══ DATASET ROWS

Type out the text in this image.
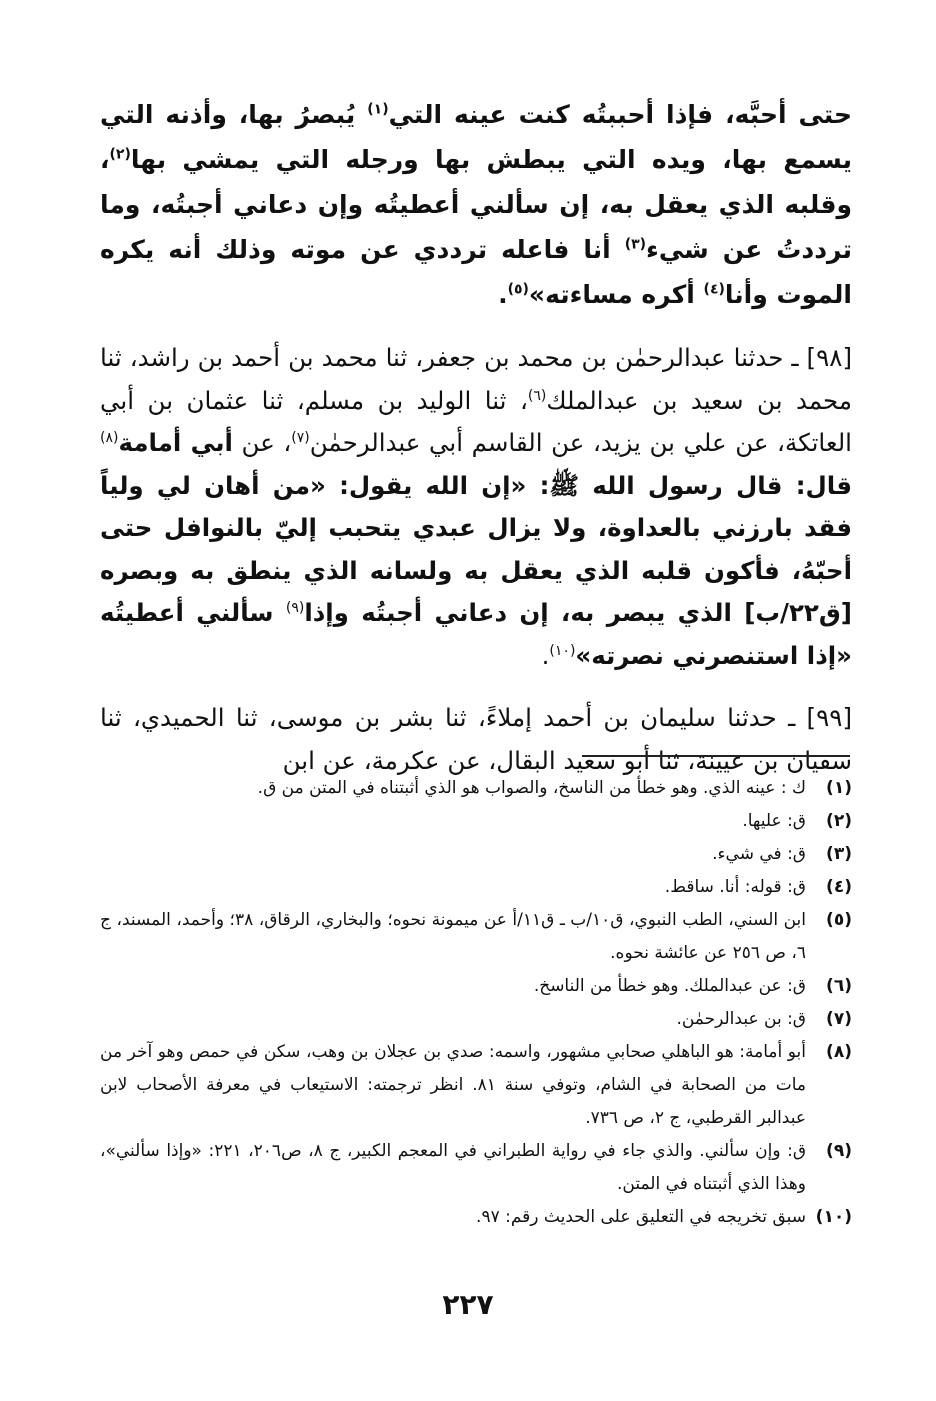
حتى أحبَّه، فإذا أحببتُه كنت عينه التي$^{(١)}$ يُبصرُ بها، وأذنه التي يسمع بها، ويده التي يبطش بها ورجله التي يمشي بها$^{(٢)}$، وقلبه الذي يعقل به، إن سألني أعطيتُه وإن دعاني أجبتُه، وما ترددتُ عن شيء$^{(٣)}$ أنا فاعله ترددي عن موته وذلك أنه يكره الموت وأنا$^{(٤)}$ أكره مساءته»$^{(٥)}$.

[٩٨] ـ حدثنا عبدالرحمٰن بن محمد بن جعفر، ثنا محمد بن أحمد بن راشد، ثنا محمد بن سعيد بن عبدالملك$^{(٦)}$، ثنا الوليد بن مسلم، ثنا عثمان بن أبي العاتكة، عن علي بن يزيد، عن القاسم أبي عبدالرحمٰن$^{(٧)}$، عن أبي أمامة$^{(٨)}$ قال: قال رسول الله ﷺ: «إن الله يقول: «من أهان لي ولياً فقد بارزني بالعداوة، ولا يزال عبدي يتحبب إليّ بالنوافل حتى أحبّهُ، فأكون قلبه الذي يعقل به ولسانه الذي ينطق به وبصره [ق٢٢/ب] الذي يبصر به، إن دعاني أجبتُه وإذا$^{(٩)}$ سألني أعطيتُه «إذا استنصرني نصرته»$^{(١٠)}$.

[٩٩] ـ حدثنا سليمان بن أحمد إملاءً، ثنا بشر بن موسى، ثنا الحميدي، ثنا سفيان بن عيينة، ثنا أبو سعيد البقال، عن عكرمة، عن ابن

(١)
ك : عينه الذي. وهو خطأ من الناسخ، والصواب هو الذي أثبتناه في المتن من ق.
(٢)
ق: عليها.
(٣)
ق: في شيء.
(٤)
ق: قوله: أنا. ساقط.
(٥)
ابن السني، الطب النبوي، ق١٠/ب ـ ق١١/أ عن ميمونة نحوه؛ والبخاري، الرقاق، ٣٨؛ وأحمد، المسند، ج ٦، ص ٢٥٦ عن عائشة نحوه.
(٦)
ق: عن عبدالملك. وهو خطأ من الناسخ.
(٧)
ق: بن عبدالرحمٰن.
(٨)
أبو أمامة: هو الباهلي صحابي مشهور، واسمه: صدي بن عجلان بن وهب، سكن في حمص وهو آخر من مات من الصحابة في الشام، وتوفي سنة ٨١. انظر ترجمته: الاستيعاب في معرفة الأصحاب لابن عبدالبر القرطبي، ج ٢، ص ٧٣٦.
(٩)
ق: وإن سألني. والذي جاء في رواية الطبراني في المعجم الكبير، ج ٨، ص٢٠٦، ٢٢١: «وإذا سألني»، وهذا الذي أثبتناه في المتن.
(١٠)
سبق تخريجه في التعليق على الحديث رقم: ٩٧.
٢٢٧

════
══ DATASET ROWS

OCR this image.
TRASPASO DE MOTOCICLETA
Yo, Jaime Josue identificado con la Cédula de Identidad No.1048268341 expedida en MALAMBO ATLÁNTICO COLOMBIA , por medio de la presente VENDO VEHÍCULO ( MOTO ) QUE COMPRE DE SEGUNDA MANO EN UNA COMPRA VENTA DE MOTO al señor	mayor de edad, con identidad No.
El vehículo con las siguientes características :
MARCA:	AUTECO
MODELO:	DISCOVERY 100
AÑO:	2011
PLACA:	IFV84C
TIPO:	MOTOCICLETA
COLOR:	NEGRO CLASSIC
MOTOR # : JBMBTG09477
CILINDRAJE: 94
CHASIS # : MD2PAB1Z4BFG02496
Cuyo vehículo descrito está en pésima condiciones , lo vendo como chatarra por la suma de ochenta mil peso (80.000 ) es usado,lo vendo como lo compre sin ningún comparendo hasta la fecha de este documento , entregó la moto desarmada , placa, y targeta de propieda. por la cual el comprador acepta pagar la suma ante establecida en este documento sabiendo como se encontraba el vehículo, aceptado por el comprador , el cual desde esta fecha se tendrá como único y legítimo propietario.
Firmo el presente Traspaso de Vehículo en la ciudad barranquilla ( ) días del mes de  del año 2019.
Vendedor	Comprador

════
══ DATASET ROWS

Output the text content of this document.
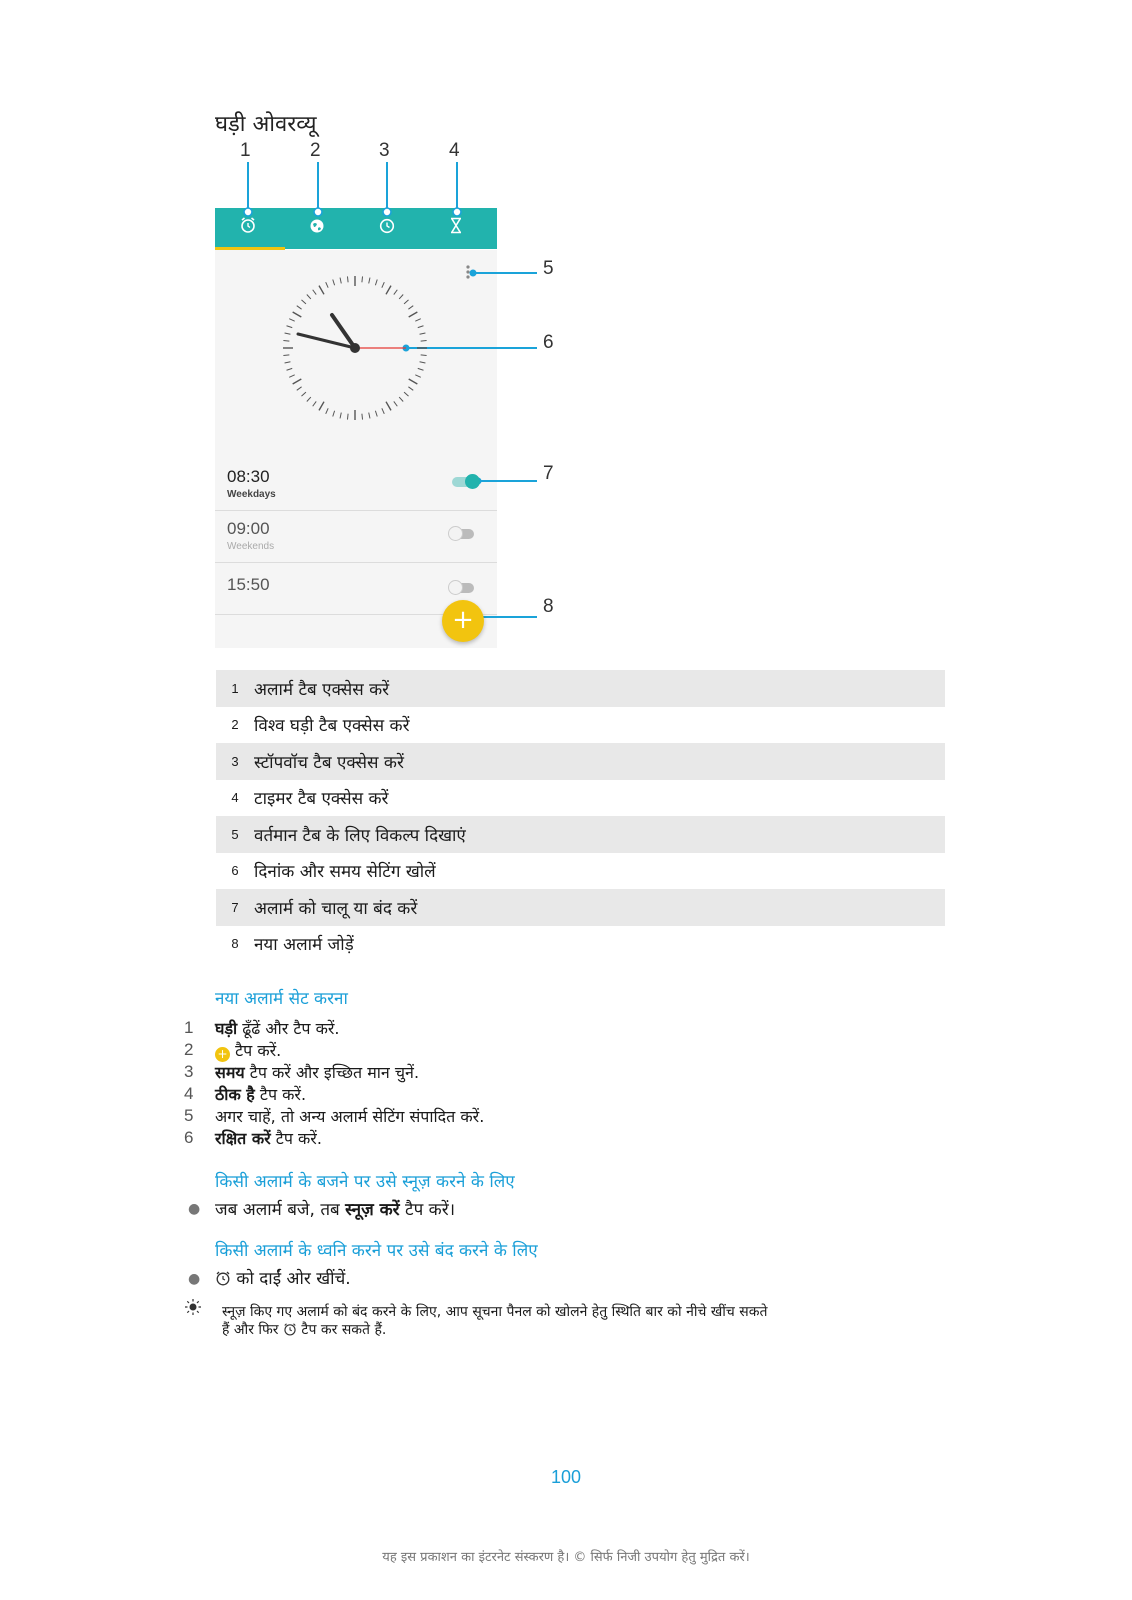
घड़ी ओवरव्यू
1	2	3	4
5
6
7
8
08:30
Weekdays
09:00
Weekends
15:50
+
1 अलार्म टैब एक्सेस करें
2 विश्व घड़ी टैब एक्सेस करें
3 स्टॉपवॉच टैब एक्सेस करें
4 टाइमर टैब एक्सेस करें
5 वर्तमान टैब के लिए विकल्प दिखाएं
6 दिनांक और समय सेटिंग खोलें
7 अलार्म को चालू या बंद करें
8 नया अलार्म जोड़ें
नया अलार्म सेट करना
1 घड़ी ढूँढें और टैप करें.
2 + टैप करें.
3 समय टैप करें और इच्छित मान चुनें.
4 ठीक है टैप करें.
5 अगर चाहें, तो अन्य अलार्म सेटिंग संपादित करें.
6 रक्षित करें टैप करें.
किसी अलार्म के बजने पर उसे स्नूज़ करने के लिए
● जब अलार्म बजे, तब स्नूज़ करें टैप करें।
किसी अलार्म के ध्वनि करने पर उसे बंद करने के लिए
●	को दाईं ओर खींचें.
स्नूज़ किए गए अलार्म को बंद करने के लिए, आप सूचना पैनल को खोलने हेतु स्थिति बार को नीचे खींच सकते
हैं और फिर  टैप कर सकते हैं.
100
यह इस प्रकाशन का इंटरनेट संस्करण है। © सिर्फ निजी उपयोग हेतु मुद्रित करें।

════

* **AIM**
Where a line in the entries holds the word "text", copy that line.

* **ANSWER TO THE EXERCISE**
Type out the text in this image.
Output the text content of this document.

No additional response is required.